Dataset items
** start **

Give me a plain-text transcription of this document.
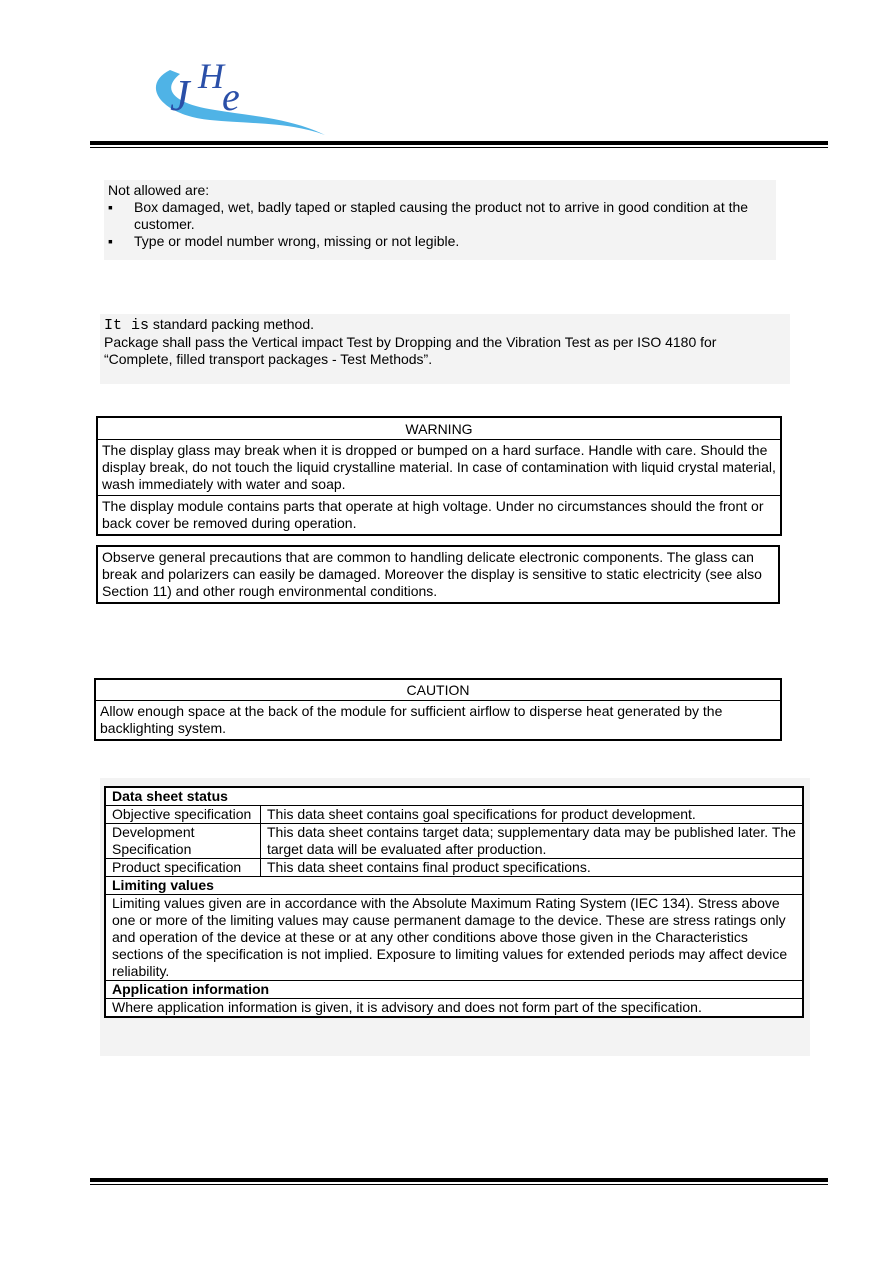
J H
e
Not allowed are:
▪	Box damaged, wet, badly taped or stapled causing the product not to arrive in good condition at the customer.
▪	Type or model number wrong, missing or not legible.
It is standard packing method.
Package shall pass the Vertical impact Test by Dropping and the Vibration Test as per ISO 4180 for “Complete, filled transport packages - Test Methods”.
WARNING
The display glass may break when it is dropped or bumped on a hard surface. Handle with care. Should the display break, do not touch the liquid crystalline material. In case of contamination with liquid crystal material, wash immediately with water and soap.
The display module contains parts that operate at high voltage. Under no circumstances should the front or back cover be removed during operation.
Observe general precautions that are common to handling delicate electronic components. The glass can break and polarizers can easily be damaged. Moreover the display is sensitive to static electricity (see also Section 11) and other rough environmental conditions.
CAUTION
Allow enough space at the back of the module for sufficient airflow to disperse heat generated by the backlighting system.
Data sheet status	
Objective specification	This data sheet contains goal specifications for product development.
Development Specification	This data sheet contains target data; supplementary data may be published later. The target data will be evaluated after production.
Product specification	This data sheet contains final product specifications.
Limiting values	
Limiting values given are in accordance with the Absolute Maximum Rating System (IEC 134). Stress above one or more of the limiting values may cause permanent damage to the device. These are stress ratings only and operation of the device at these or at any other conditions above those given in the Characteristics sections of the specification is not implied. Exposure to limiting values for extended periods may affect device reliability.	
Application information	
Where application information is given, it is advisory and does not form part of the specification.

** end **
** start **

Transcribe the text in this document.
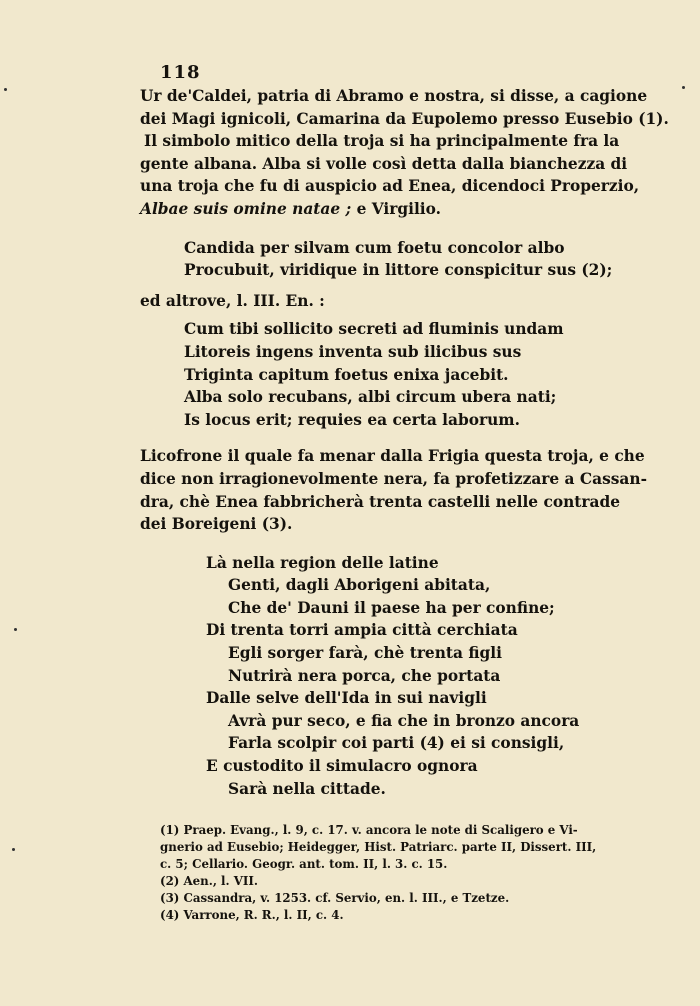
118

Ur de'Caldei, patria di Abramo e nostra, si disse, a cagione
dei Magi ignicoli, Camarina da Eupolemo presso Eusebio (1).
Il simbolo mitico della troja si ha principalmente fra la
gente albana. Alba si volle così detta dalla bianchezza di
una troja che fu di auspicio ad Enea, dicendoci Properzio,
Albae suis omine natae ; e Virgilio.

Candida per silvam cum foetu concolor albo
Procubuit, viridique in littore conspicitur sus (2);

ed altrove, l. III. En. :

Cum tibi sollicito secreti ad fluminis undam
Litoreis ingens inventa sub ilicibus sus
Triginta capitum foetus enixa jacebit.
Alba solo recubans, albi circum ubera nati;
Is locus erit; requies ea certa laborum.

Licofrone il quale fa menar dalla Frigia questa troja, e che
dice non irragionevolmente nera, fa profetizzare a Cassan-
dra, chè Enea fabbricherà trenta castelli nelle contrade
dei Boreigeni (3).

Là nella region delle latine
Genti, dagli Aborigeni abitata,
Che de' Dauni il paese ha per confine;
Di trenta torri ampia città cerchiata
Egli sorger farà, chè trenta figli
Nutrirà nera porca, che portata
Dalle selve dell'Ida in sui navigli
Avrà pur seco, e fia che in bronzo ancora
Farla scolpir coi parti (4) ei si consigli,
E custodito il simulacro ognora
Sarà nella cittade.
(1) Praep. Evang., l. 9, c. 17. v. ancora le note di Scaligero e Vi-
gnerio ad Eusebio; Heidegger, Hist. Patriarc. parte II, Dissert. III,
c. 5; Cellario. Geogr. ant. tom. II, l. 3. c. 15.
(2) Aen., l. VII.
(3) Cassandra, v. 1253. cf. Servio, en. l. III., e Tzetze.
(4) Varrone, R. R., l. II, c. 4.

** end **

Task brief » Return a copy of every line that includes the word "module".

Written solution »
The display module contains parts that operate at high voltage. Under no circumstances should the front or back cover be removed during operation.
Allow enough space at the back of the module for sufficient airflow to disperse heat generated by the backlighting system.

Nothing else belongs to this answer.